▶ [JOB]: Go through the material and pull out every line with the string "Access" in it.

▶ [INFORMATION SUPPLIED]:
— START —

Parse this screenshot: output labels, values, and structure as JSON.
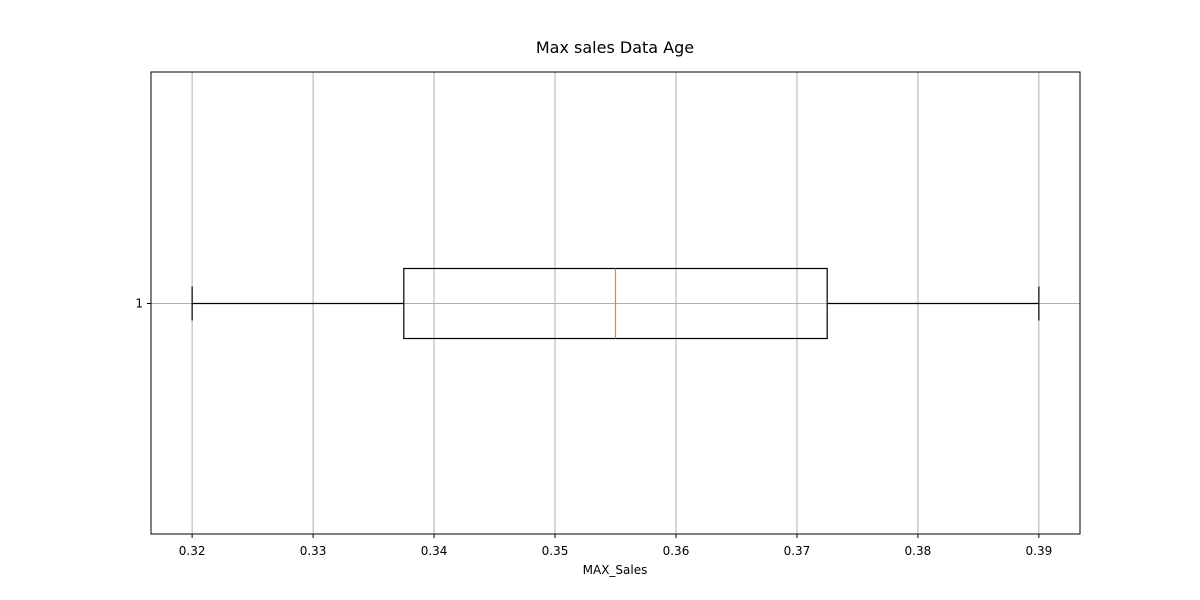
{
  "chart_data": {
    "type": "boxplot",
    "orientation": "horizontal",
    "title": "Max sales Data Age",
    "xlabel": "MAX_Sales",
    "ylabel": "",
    "xlim": [
      0.3166,
      0.3934
    ],
    "x_ticks": [
      0.32,
      0.33,
      0.34,
      0.35,
      0.36,
      0.37,
      0.38,
      0.39
    ],
    "x_tick_labels": [
      "0.32",
      "0.33",
      "0.34",
      "0.35",
      "0.36",
      "0.37",
      "0.38",
      "0.39"
    ],
    "y_tick_labels": [
      "1"
    ],
    "grid": true,
    "boxes": [
      {
        "label": "1",
        "whisker_low": 0.32,
        "q1": 0.3375,
        "median": 0.355,
        "q3": 0.3725,
        "whisker_high": 0.39
      }
    ],
    "colors": {
      "box": "#000000",
      "median": "#ff7f0e",
      "grid": "#b0b0b0"
    }
  }
}
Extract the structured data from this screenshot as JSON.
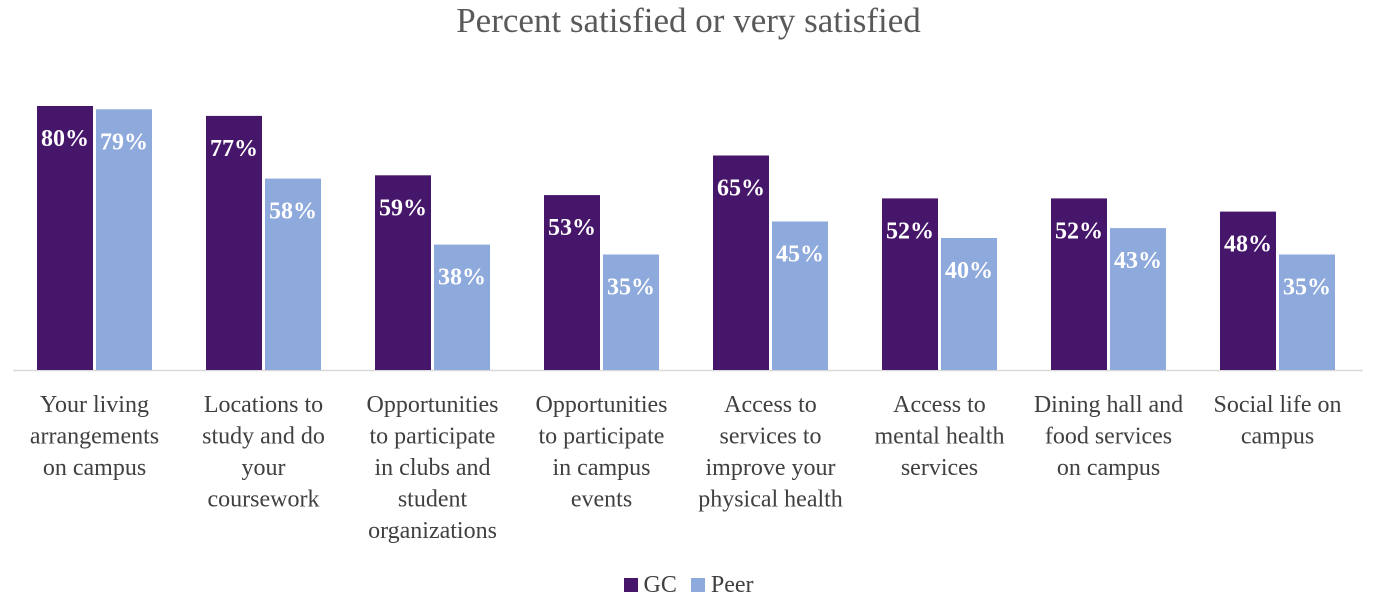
{
  "chart_data": {
    "type": "bar",
    "title": "Percent satisfied or very satisfied",
    "categories": [
      "Your living arrangements on campus",
      "Locations to study and do your coursework",
      "Opportunities to participate in clubs and student organizations",
      "Opportunities to participate in campus events",
      "Access to services to improve your physical health",
      "Access to mental health services",
      "Dining hall and food services on campus",
      "Social life on campus"
    ],
    "category_lines": [
      [
        "Your living",
        "arrangements",
        "on campus"
      ],
      [
        "Locations to",
        "study and do",
        "your",
        "coursework"
      ],
      [
        "Opportunities",
        "to participate",
        "in clubs and",
        "student",
        "organizations"
      ],
      [
        "Opportunities",
        "to participate",
        "in campus",
        "events"
      ],
      [
        "Access to",
        "services to",
        "improve your",
        "physical health"
      ],
      [
        "Access to",
        "mental health",
        "services"
      ],
      [
        "Dining hall and",
        "food services",
        "on campus"
      ],
      [
        "Social life on",
        "campus"
      ]
    ],
    "series": [
      {
        "name": "GC",
        "values": [
          80,
          77,
          59,
          53,
          65,
          52,
          52,
          48
        ],
        "labels": [
          "80%",
          "77%",
          "59%",
          "53%",
          "65%",
          "52%",
          "52%",
          "48%"
        ],
        "color": "#46166B"
      },
      {
        "name": "Peer",
        "values": [
          79,
          58,
          38,
          35,
          45,
          40,
          43,
          35
        ],
        "labels": [
          "79%",
          "58%",
          "38%",
          "35%",
          "45%",
          "40%",
          "43%",
          "35%"
        ],
        "color": "#8EA9DB"
      }
    ],
    "xlabel": "",
    "ylabel": "",
    "ylim": [
      0,
      100
    ],
    "grid": false,
    "legend": "bottom"
  }
}
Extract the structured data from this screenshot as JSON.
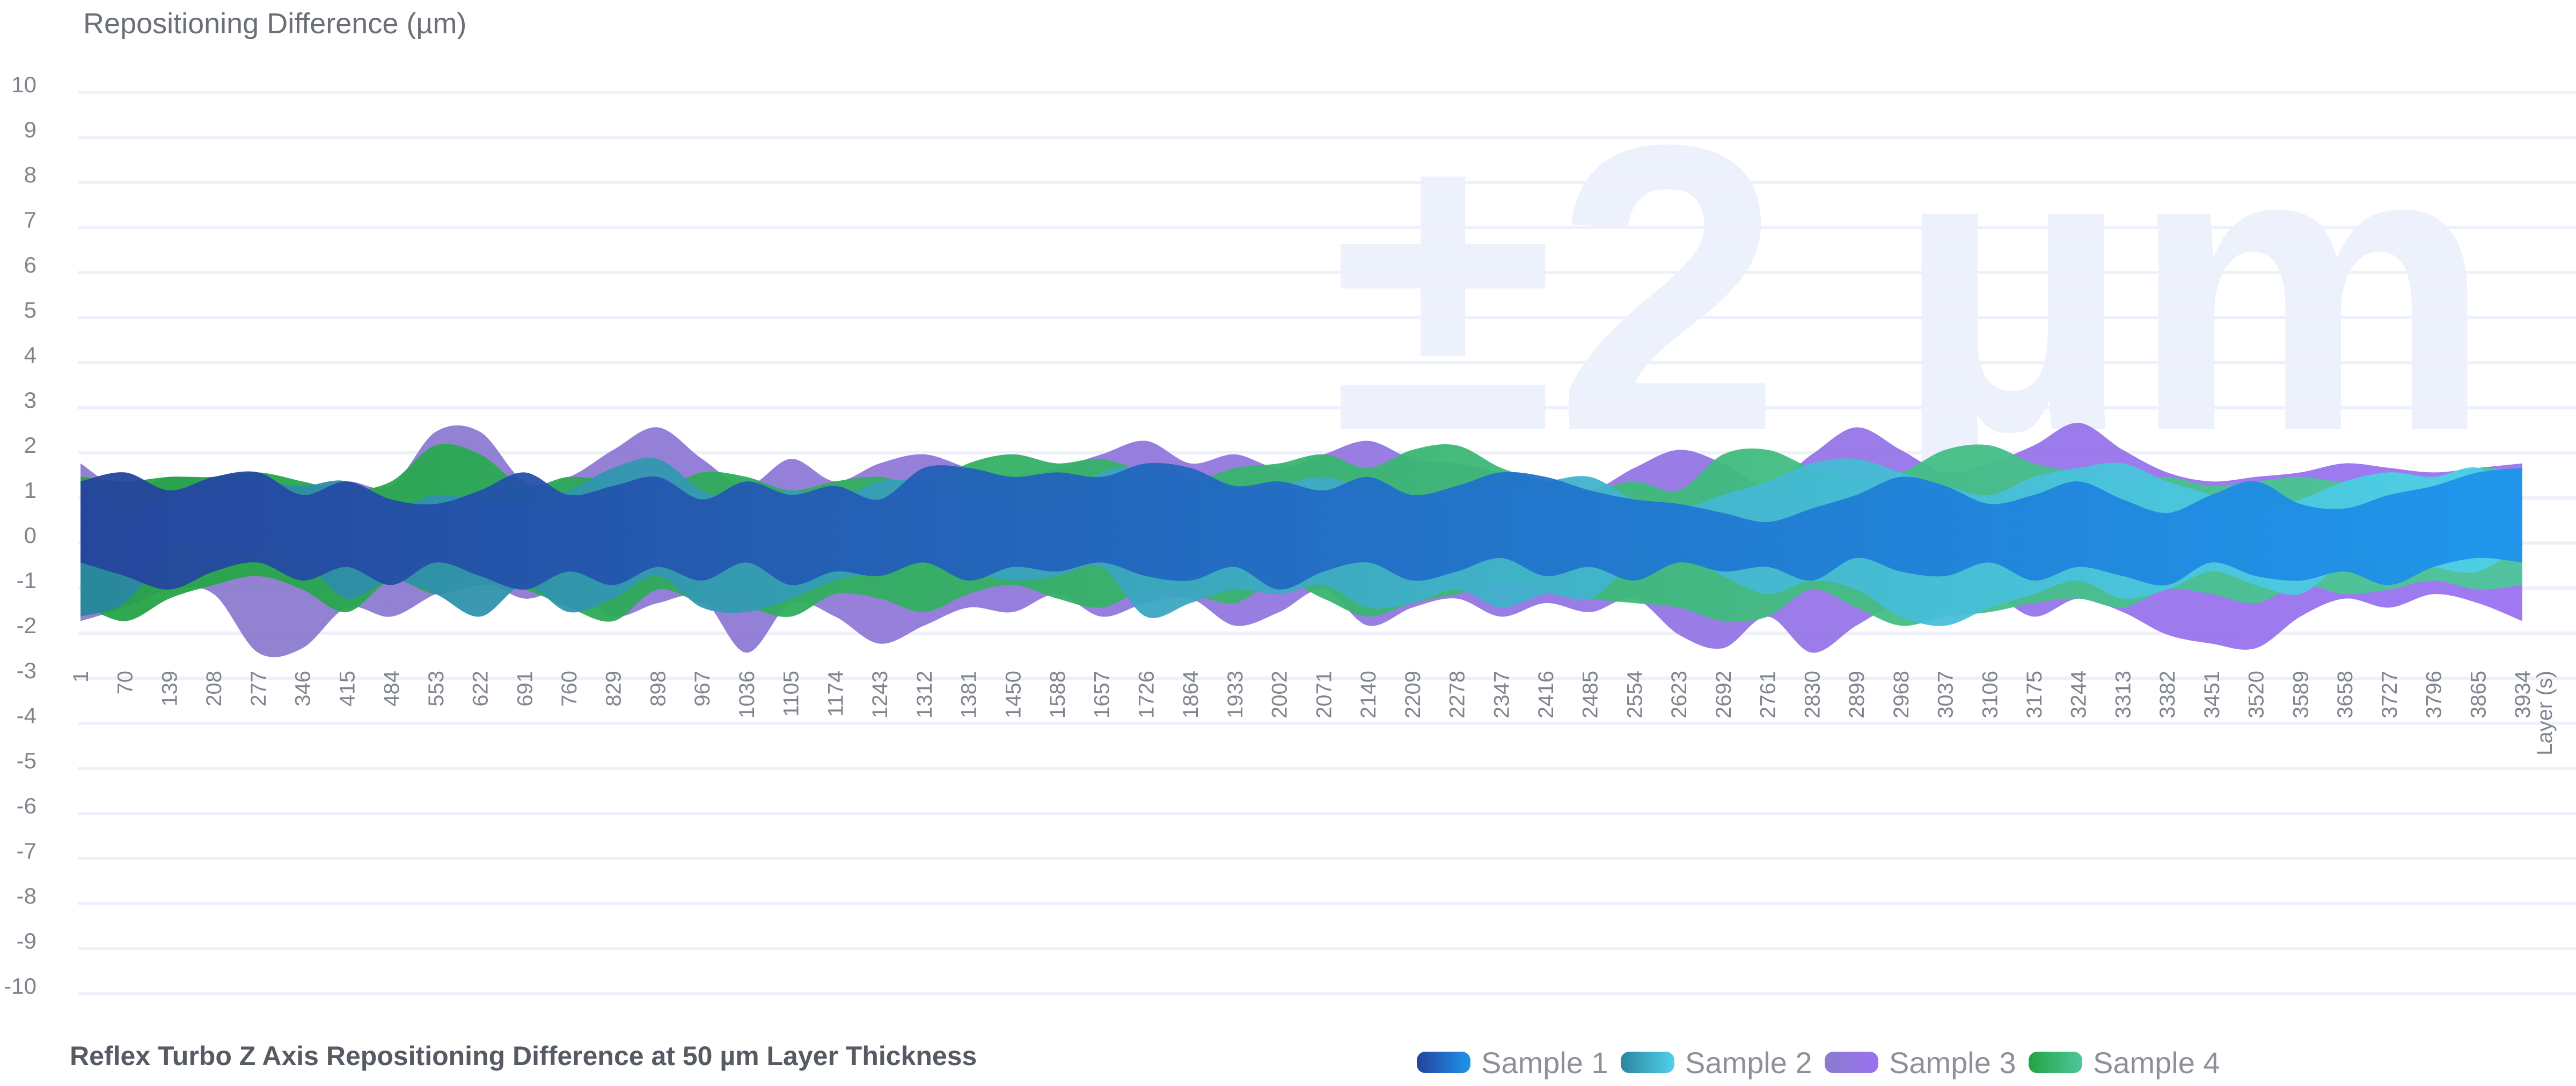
{
  "chart_data": {
    "type": "area",
    "title": "Reflex Turbo Z Axis Repositioning Difference at 50 µm Layer Thickness",
    "ylabel": "Repositioning Difference (µm)",
    "xlabel": "Layer (s)",
    "watermark": "±2 µm",
    "ylim": [
      -10,
      10
    ],
    "yticks": [
      10,
      9,
      8,
      7,
      6,
      5,
      4,
      3,
      2,
      1,
      0,
      -1,
      -2,
      -3,
      -4,
      -5,
      -6,
      -7,
      -8,
      -9,
      -10
    ],
    "x": [
      1,
      70,
      139,
      208,
      277,
      346,
      415,
      484,
      553,
      622,
      691,
      760,
      829,
      898,
      967,
      1036,
      1105,
      1174,
      1243,
      1312,
      1381,
      1450,
      1588,
      1657,
      1726,
      1864,
      1933,
      2002,
      2071,
      2140,
      2209,
      2278,
      2347,
      2416,
      2485,
      2554,
      2623,
      2692,
      2761,
      2830,
      2899,
      2968,
      3037,
      3106,
      3175,
      3244,
      3313,
      3382,
      3451,
      3520,
      3589,
      3658,
      3727,
      3796,
      3865,
      3934
    ],
    "grid": true,
    "legend_position": "bottom-right",
    "series": [
      {
        "name": "Sample 3",
        "colors": [
          "#8b7ccc",
          "#9a72f2"
        ],
        "upper": [
          1.6,
          1.0,
          1.3,
          1.2,
          1.1,
          1.0,
          1.2,
          1.1,
          2.3,
          2.3,
          1.2,
          1.3,
          1.9,
          2.4,
          1.7,
          1.1,
          1.7,
          1.2,
          1.6,
          1.8,
          1.5,
          1.3,
          1.5,
          1.8,
          2.1,
          1.6,
          1.8,
          1.5,
          1.8,
          2.1,
          1.7,
          1.6,
          1.4,
          1.2,
          1.0,
          1.5,
          1.9,
          1.6,
          1.1,
          1.8,
          2.4,
          1.9,
          1.4,
          1.6,
          2.0,
          2.5,
          1.9,
          1.4,
          1.2,
          1.3,
          1.4,
          1.6,
          1.5,
          1.4,
          1.5,
          1.6
        ],
        "lower": [
          -1.9,
          -1.6,
          -1.2,
          -1.3,
          -2.6,
          -2.5,
          -1.6,
          -1.8,
          -1.3,
          -1.0,
          -1.4,
          -1.2,
          -1.8,
          -1.5,
          -1.4,
          -2.6,
          -1.5,
          -1.8,
          -2.4,
          -2.0,
          -1.6,
          -1.7,
          -1.3,
          -1.8,
          -1.5,
          -1.4,
          -2.0,
          -1.7,
          -1.2,
          -2.0,
          -1.6,
          -1.4,
          -1.8,
          -1.5,
          -1.7,
          -1.4,
          -2.2,
          -2.5,
          -1.8,
          -2.6,
          -2.0,
          -1.5,
          -1.6,
          -1.3,
          -1.8,
          -1.4,
          -1.7,
          -2.2,
          -2.4,
          -2.5,
          -1.8,
          -1.4,
          -1.6,
          -1.3,
          -1.5,
          -1.9
        ]
      },
      {
        "name": "Sample 4",
        "colors": [
          "#23a344",
          "#4ec79a"
        ],
        "upper": [
          1.3,
          1.2,
          1.3,
          1.3,
          1.4,
          1.2,
          1.0,
          1.2,
          2.0,
          1.8,
          1.1,
          1.3,
          1.2,
          1.0,
          1.4,
          1.3,
          1.0,
          1.2,
          1.3,
          1.1,
          1.6,
          1.8,
          1.6,
          1.7,
          1.4,
          1.2,
          1.5,
          1.6,
          1.8,
          1.5,
          1.9,
          2.0,
          1.5,
          1.2,
          1.0,
          1.2,
          1.0,
          1.8,
          1.9,
          1.5,
          1.3,
          1.4,
          1.9,
          2.0,
          1.6,
          1.4,
          1.2,
          1.3,
          1.1,
          1.2,
          1.3,
          1.2,
          1.4,
          1.3,
          1.5,
          1.4
        ],
        "lower": [
          -1.5,
          -1.9,
          -1.4,
          -1.1,
          -0.9,
          -1.2,
          -1.7,
          -1.0,
          -1.3,
          -1.1,
          -1.2,
          -1.6,
          -1.9,
          -1.2,
          -1.5,
          -1.6,
          -1.8,
          -1.3,
          -1.4,
          -1.7,
          -1.3,
          -1.1,
          -1.4,
          -1.6,
          -1.2,
          -1.3,
          -1.5,
          -1.0,
          -1.4,
          -1.8,
          -1.5,
          -1.3,
          -1.1,
          -1.2,
          -1.4,
          -1.5,
          -1.6,
          -1.9,
          -1.8,
          -1.2,
          -1.6,
          -2.0,
          -1.8,
          -1.7,
          -1.5,
          -1.4,
          -1.6,
          -1.2,
          -1.3,
          -1.5,
          -1.1,
          -1.3,
          -1.2,
          -1.0,
          -1.2,
          -1.1
        ]
      },
      {
        "name": "Sample 2",
        "colors": [
          "#2a86a0",
          "#4fd0ea"
        ],
        "upper": [
          1.1,
          0.5,
          0.9,
          1.2,
          1.2,
          1.1,
          1.2,
          0.6,
          0.9,
          0.8,
          0.7,
          1.0,
          1.5,
          1.7,
          1.0,
          0.7,
          1.0,
          0.8,
          1.2,
          1.2,
          1.0,
          0.8,
          0.7,
          1.4,
          1.5,
          1.2,
          0.9,
          1.1,
          1.3,
          1.0,
          0.7,
          0.9,
          1.1,
          1.2,
          1.3,
          0.8,
          0.6,
          0.9,
          1.2,
          1.6,
          1.7,
          1.4,
          1.1,
          0.9,
          1.3,
          1.5,
          1.6,
          1.2,
          0.9,
          0.6,
          0.8,
          1.2,
          1.4,
          1.3,
          1.5,
          0.9
        ],
        "lower": [
          -1.8,
          -1.5,
          -0.4,
          -0.2,
          -0.4,
          -0.6,
          -1.4,
          -1.0,
          -1.3,
          -1.8,
          -1.1,
          -1.7,
          -1.4,
          -0.9,
          -1.6,
          -1.7,
          -1.4,
          -1.0,
          -0.8,
          -0.6,
          -0.8,
          -1.0,
          -0.9,
          -0.7,
          -1.8,
          -1.5,
          -1.2,
          -1.3,
          -1.1,
          -1.6,
          -1.5,
          -1.2,
          -1.6,
          -1.3,
          -1.4,
          -0.6,
          -0.4,
          -0.9,
          -1.3,
          -1.0,
          -1.2,
          -1.8,
          -2.0,
          -1.6,
          -1.3,
          -1.0,
          -1.4,
          -1.2,
          -0.8,
          -1.1,
          -1.3,
          -0.6,
          -0.5,
          -0.7,
          -0.8,
          -0.2
        ]
      },
      {
        "name": "Sample 1",
        "colors": [
          "#25439c",
          "#1e94ec"
        ],
        "upper": [
          1.2,
          1.4,
          1.0,
          1.3,
          1.4,
          0.9,
          1.2,
          0.8,
          0.7,
          1.0,
          1.4,
          0.9,
          1.1,
          1.3,
          0.8,
          1.2,
          0.9,
          1.1,
          0.8,
          1.5,
          1.5,
          1.3,
          1.4,
          1.3,
          1.6,
          1.5,
          1.1,
          1.2,
          1.0,
          1.3,
          0.9,
          1.1,
          1.4,
          1.3,
          1.0,
          0.8,
          0.7,
          0.5,
          0.3,
          0.6,
          0.9,
          1.3,
          1.1,
          0.7,
          0.9,
          1.2,
          0.8,
          0.5,
          0.9,
          1.2,
          0.7,
          0.6,
          0.9,
          1.1,
          1.4,
          1.5
        ],
        "lower": [
          -0.6,
          -0.9,
          -1.2,
          -0.8,
          -0.6,
          -1.0,
          -0.7,
          -1.1,
          -0.6,
          -0.9,
          -1.2,
          -0.8,
          -1.1,
          -0.7,
          -1.0,
          -0.6,
          -1.1,
          -0.8,
          -0.9,
          -0.6,
          -1.0,
          -0.7,
          -0.8,
          -0.6,
          -0.9,
          -1.0,
          -0.7,
          -1.2,
          -0.8,
          -0.6,
          -1.0,
          -0.8,
          -0.5,
          -0.9,
          -0.7,
          -1.0,
          -0.6,
          -0.8,
          -0.7,
          -1.0,
          -0.5,
          -0.8,
          -0.9,
          -0.6,
          -1.0,
          -0.7,
          -0.9,
          -1.1,
          -0.6,
          -0.9,
          -1.0,
          -0.8,
          -1.1,
          -0.7,
          -0.5,
          -0.6
        ]
      }
    ],
    "legend": [
      "Sample 1",
      "Sample 2",
      "Sample 3",
      "Sample 4"
    ]
  }
}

— END —

▶ [THE RESULT]:
      "Access to services to improve your physical health",
      "Access to mental health services",
        "Access to",
        "Access to",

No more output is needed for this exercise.